#### [Task brief]
Keep only the lines where "solution" appears.
-- Start Entries --
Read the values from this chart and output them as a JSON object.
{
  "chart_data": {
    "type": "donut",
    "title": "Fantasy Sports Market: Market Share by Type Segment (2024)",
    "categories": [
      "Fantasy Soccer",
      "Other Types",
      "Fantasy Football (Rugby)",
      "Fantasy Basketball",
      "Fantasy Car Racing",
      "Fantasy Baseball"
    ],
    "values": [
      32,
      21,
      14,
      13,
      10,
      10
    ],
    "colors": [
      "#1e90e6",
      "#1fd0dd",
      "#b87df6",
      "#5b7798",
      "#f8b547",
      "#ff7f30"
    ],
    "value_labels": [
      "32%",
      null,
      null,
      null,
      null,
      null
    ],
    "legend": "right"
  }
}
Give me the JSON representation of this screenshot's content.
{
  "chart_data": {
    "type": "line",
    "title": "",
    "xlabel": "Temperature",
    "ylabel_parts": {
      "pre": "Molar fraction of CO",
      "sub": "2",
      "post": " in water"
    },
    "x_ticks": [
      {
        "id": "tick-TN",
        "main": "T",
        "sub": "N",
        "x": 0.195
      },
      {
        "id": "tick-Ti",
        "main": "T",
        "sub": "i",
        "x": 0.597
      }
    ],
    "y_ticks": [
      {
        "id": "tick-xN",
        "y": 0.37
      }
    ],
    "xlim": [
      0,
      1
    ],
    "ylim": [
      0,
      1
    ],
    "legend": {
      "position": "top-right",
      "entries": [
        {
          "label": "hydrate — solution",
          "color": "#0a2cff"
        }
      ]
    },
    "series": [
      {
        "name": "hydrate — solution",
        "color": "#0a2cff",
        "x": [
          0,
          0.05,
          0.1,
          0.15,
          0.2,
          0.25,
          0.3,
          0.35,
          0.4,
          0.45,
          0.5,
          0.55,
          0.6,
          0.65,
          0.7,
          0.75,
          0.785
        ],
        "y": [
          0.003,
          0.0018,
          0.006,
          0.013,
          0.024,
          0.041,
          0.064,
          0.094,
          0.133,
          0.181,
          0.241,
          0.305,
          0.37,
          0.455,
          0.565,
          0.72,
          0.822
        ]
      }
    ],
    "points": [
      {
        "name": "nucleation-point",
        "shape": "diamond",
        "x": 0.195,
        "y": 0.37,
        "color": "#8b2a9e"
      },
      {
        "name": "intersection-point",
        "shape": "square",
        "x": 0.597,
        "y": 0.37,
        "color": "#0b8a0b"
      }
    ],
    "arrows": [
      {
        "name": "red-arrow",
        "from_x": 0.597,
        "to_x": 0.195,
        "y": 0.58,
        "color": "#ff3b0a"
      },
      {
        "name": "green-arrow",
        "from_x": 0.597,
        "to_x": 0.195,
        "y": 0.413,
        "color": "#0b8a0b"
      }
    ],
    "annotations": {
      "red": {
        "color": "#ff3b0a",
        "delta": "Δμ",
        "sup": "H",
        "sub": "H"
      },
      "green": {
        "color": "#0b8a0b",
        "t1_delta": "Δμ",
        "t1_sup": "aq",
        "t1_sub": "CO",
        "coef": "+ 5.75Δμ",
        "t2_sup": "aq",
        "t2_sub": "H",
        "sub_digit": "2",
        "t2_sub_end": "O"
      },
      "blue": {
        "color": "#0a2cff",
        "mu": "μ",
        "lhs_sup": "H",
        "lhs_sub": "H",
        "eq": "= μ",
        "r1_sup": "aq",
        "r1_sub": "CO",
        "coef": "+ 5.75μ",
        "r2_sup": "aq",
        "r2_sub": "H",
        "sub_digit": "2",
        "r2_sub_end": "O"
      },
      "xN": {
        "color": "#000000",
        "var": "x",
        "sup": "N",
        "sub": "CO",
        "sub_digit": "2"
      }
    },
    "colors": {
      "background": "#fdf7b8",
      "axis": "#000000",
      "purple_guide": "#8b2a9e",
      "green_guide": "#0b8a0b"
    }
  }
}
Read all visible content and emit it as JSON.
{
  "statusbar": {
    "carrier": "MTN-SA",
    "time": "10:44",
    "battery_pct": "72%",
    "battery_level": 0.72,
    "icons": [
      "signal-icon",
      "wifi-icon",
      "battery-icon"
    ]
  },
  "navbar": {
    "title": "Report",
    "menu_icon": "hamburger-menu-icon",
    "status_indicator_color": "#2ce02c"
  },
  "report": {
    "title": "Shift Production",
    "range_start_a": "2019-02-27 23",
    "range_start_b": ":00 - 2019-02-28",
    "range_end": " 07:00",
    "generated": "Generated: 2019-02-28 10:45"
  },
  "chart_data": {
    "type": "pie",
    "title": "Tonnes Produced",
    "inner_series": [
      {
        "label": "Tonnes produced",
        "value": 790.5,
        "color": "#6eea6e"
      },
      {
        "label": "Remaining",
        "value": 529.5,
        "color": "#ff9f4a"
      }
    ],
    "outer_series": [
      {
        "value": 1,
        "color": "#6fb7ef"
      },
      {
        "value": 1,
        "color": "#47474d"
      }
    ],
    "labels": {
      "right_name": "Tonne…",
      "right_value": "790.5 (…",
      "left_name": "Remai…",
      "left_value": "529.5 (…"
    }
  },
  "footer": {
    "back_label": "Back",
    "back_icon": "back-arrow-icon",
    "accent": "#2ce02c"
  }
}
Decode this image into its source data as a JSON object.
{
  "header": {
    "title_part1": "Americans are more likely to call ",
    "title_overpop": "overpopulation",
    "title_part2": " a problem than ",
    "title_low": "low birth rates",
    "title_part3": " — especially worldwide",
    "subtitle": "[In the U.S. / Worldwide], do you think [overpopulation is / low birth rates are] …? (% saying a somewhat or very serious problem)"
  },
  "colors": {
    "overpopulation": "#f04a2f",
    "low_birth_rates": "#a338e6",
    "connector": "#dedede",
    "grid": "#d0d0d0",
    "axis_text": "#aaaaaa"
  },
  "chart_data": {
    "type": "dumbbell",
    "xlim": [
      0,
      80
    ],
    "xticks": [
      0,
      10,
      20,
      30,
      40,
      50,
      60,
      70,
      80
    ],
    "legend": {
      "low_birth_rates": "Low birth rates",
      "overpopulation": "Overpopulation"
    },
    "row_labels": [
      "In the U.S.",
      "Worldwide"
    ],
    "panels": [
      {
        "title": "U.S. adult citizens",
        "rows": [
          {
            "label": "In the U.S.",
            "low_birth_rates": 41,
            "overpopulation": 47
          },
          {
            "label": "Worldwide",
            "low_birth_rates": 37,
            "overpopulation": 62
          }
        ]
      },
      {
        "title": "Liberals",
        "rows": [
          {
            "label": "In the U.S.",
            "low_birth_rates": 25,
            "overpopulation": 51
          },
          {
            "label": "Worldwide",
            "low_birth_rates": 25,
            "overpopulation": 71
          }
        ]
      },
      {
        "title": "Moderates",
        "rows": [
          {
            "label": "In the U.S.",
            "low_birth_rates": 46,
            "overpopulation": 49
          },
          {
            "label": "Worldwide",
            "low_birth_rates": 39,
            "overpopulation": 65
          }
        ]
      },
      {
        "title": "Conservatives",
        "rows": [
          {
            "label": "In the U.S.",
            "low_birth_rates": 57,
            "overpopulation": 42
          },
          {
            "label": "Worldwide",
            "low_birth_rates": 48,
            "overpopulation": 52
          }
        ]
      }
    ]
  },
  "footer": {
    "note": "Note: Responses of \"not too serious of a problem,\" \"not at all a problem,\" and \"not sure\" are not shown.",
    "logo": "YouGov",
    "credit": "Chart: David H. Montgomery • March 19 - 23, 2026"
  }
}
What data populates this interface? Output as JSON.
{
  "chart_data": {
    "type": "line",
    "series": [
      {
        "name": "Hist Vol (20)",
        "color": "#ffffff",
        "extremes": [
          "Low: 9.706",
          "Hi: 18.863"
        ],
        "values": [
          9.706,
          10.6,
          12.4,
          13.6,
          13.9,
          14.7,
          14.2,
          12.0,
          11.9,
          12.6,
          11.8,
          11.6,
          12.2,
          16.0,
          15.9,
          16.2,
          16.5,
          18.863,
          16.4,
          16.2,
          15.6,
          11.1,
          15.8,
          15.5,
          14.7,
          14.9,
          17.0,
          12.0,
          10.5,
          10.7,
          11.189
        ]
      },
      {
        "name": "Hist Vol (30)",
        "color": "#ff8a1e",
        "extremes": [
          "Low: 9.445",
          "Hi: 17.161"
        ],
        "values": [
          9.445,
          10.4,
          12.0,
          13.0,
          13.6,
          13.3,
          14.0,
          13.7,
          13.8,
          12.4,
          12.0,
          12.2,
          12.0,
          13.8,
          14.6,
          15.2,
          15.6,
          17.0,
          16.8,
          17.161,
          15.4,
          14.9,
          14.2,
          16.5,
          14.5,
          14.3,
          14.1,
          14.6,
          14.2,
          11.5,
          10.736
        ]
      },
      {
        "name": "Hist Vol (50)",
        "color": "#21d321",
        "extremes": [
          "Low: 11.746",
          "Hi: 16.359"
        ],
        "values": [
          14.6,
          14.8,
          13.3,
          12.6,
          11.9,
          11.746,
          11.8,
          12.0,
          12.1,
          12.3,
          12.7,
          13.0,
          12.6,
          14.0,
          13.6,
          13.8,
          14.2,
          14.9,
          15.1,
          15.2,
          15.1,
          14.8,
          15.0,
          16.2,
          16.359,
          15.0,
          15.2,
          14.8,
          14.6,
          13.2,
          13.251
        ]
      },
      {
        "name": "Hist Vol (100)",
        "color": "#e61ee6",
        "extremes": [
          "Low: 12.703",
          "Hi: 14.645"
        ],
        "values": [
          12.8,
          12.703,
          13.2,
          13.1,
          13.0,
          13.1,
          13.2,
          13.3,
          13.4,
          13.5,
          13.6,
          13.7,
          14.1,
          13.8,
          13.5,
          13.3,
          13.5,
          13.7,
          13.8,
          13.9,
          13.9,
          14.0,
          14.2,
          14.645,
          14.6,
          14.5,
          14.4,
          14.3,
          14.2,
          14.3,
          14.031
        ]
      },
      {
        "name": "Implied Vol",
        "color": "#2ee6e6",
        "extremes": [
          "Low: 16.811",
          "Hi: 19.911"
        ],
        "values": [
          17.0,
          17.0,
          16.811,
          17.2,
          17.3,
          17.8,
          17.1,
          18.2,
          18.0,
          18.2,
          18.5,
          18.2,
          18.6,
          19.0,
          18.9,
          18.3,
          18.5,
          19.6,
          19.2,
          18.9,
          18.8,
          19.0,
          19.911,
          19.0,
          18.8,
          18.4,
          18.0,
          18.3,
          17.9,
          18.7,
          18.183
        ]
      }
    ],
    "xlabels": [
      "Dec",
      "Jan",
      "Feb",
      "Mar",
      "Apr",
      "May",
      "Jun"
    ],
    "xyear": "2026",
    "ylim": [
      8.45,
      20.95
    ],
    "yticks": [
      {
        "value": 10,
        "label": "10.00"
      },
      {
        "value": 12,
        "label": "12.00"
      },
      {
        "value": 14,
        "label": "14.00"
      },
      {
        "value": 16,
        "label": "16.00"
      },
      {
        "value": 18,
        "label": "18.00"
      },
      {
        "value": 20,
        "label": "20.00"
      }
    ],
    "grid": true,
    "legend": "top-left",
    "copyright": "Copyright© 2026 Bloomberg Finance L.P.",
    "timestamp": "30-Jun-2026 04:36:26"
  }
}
-- End Entries --
#### [Full output]
          "label": "hydrate — solution",
        "name": "hydrate — solution",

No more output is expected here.